• CHALLENGE: Which lines hold the string "title"? Copy every one of them.

• DATA ROWS:
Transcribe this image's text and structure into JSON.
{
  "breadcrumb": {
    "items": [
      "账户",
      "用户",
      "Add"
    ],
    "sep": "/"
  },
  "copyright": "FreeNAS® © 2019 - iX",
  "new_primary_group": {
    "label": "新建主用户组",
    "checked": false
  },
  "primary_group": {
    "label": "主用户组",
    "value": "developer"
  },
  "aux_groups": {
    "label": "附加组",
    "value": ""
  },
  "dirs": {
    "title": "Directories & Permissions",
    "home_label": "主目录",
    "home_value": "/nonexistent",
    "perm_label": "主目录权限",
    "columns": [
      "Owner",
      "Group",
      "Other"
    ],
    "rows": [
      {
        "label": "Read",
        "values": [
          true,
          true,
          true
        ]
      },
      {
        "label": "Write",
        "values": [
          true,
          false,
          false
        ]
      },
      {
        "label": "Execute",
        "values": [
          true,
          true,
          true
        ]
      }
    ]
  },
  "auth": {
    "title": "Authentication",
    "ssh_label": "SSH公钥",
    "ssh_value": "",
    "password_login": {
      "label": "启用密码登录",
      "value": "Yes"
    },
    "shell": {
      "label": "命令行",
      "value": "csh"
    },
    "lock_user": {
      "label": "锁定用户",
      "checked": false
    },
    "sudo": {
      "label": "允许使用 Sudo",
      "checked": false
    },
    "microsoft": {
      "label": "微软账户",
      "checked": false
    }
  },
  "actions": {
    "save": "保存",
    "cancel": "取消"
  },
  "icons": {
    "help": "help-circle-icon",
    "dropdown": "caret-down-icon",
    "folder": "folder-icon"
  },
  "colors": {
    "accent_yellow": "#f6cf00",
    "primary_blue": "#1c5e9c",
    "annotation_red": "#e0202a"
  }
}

• EXERCISE SOLUTION:
    "title": "Directories & Permissions",
    "title": "Authentication",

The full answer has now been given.